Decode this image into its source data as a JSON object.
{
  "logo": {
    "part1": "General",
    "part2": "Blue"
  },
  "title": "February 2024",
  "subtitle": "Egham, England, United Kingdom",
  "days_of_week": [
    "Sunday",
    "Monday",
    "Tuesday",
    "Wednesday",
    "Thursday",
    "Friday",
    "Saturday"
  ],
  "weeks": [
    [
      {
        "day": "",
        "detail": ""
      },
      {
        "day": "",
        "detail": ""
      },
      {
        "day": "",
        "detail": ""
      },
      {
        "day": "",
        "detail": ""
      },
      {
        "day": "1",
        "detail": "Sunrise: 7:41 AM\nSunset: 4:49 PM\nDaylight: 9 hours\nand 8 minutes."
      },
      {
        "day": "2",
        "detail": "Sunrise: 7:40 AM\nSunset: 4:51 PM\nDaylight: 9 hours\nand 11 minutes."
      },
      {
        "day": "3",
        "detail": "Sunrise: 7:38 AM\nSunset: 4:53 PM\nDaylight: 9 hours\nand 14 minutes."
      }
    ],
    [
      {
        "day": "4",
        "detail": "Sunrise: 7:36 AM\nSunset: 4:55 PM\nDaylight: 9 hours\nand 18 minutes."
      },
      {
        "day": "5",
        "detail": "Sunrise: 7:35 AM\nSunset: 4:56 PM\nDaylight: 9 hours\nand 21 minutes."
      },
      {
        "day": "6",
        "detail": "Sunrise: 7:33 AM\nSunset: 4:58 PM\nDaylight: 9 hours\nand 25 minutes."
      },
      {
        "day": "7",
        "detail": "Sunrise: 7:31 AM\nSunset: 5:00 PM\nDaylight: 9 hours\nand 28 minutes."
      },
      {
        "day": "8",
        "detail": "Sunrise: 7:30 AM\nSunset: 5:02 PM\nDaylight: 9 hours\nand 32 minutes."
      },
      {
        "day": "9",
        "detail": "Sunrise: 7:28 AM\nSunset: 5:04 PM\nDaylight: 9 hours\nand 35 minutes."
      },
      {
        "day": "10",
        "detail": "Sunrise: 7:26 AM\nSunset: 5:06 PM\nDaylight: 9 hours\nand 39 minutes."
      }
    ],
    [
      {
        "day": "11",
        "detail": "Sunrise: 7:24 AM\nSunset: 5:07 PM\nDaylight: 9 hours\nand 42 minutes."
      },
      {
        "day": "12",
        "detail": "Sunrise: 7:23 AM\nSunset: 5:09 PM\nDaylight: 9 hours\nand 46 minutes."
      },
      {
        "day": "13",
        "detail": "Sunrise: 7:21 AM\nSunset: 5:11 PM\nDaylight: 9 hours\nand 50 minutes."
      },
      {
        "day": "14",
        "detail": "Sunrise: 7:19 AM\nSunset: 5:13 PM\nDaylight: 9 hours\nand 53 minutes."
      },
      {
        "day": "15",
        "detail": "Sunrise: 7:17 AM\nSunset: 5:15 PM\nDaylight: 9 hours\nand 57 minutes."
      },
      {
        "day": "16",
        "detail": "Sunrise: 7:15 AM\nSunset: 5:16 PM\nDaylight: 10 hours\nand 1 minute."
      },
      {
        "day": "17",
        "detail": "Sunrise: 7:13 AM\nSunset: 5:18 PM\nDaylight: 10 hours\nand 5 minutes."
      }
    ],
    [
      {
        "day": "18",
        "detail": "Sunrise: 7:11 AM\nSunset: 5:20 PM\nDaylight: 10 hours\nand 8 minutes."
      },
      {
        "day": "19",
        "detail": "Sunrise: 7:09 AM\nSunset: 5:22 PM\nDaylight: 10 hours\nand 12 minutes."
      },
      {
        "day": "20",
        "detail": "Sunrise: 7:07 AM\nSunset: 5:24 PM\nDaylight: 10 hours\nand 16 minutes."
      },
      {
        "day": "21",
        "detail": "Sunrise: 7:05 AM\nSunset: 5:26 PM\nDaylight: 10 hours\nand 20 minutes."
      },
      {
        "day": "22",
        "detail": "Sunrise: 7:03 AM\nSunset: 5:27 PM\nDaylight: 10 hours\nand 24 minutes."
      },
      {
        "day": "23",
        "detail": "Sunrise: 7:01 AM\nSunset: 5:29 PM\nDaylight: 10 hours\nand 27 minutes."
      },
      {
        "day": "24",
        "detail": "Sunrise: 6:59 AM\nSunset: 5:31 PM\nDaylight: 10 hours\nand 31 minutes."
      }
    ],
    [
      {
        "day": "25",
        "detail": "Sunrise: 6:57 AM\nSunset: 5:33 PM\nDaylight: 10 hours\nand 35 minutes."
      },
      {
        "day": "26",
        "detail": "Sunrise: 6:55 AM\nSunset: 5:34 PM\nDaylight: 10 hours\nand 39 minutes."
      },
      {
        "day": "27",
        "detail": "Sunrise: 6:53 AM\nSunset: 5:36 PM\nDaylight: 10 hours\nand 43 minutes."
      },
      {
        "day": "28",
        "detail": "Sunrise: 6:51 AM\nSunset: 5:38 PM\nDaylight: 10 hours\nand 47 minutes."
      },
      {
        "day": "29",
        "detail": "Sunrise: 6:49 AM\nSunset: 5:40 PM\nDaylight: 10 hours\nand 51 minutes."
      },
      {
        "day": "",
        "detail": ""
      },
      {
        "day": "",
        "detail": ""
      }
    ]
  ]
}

> **Exercise objective**: Please repeat the material above, word for word and in full.

> **Written answer**:
Decode this image into its source data as a JSON object.
{
  "logo": {
    "part1": "General",
    "part2": "Blue"
  },
  "title": "February 2024",
  "subtitle": "Egham, England, United Kingdom",
  "days_of_week": [
    "Sunday",
    "Monday",
    "Tuesday",
    "Wednesday",
    "Thursday",
    "Friday",
    "Saturday"
  ],
  "weeks": [
    [
      {
        "day": "",
        "detail": ""
      },
      {
        "day": "",
        "detail": ""
      },
      {
        "day": "",
        "detail": ""
      },
      {
        "day": "",
        "detail": ""
      },
      {
        "day": "1",
        "detail": "Sunrise: 7:41 AM\nSunset: 4:49 PM\nDaylight: 9 hours\nand 8 minutes."
      },
      {
        "day": "2",
        "detail": "Sunrise: 7:40 AM\nSunset: 4:51 PM\nDaylight: 9 hours\nand 11 minutes."
      },
      {
        "day": "3",
        "detail": "Sunrise: 7:38 AM\nSunset: 4:53 PM\nDaylight: 9 hours\nand 14 minutes."
      }
    ],
    [
      {
        "day": "4",
        "detail": "Sunrise: 7:36 AM\nSunset: 4:55 PM\nDaylight: 9 hours\nand 18 minutes."
      },
      {
        "day": "5",
        "detail": "Sunrise: 7:35 AM\nSunset: 4:56 PM\nDaylight: 9 hours\nand 21 minutes."
      },
      {
        "day": "6",
        "detail": "Sunrise: 7:33 AM\nSunset: 4:58 PM\nDaylight: 9 hours\nand 25 minutes."
      },
      {
        "day": "7",
        "detail": "Sunrise: 7:31 AM\nSunset: 5:00 PM\nDaylight: 9 hours\nand 28 minutes."
      },
      {
        "day": "8",
        "detail": "Sunrise: 7:30 AM\nSunset: 5:02 PM\nDaylight: 9 hours\nand 32 minutes."
      },
      {
        "day": "9",
        "detail": "Sunrise: 7:28 AM\nSunset: 5:04 PM\nDaylight: 9 hours\nand 35 minutes."
      },
      {
        "day": "10",
        "detail": "Sunrise: 7:26 AM\nSunset: 5:06 PM\nDaylight: 9 hours\nand 39 minutes."
      }
    ],
    [
      {
        "day": "11",
        "detail": "Sunrise: 7:24 AM\nSunset: 5:07 PM\nDaylight: 9 hours\nand 42 minutes."
      },
      {
        "day": "12",
        "detail": "Sunrise: 7:23 AM\nSunset: 5:09 PM\nDaylight: 9 hours\nand 46 minutes."
      },
      {
        "day": "13",
        "detail": "Sunrise: 7:21 AM\nSunset: 5:11 PM\nDaylight: 9 hours\nand 50 minutes."
      },
      {
        "day": "14",
        "detail": "Sunrise: 7:19 AM\nSunset: 5:13 PM\nDaylight: 9 hours\nand 53 minutes."
      },
      {
        "day": "15",
        "detail": "Sunrise: 7:17 AM\nSunset: 5:15 PM\nDaylight: 9 hours\nand 57 minutes."
      },
      {
        "day": "16",
        "detail": "Sunrise: 7:15 AM\nSunset: 5:16 PM\nDaylight: 10 hours\nand 1 minute."
      },
      {
        "day": "17",
        "detail": "Sunrise: 7:13 AM\nSunset: 5:18 PM\nDaylight: 10 hours\nand 5 minutes."
      }
    ],
    [
      {
        "day": "18",
        "detail": "Sunrise: 7:11 AM\nSunset: 5:20 PM\nDaylight: 10 hours\nand 8 minutes."
      },
      {
        "day": "19",
        "detail": "Sunrise: 7:09 AM\nSunset: 5:22 PM\nDaylight: 10 hours\nand 12 minutes."
      },
      {
        "day": "20",
        "detail": "Sunrise: 7:07 AM\nSunset: 5:24 PM\nDaylight: 10 hours\nand 16 minutes."
      },
      {
        "day": "21",
        "detail": "Sunrise: 7:05 AM\nSunset: 5:26 PM\nDaylight: 10 hours\nand 20 minutes."
      },
      {
        "day": "22",
        "detail": "Sunrise: 7:03 AM\nSunset: 5:27 PM\nDaylight: 10 hours\nand 24 minutes."
      },
      {
        "day": "23",
        "detail": "Sunrise: 7:01 AM\nSunset: 5:29 PM\nDaylight: 10 hours\nand 27 minutes."
      },
      {
        "day": "24",
        "detail": "Sunrise: 6:59 AM\nSunset: 5:31 PM\nDaylight: 10 hours\nand 31 minutes."
      }
    ],
    [
      {
        "day": "25",
        "detail": "Sunrise: 6:57 AM\nSunset: 5:33 PM\nDaylight: 10 hours\nand 35 minutes."
      },
      {
        "day": "26",
        "detail": "Sunrise: 6:55 AM\nSunset: 5:34 PM\nDaylight: 10 hours\nand 39 minutes."
      },
      {
        "day": "27",
        "detail": "Sunrise: 6:53 AM\nSunset: 5:36 PM\nDaylight: 10 hours\nand 43 minutes."
      },
      {
        "day": "28",
        "detail": "Sunrise: 6:51 AM\nSunset: 5:38 PM\nDaylight: 10 hours\nand 47 minutes."
      },
      {
        "day": "29",
        "detail": "Sunrise: 6:49 AM\nSunset: 5:40 PM\nDaylight: 10 hours\nand 51 minutes."
      },
      {
        "day": "",
        "detail": ""
      },
      {
        "day": "",
        "detail": ""
      }
    ]
  ]
}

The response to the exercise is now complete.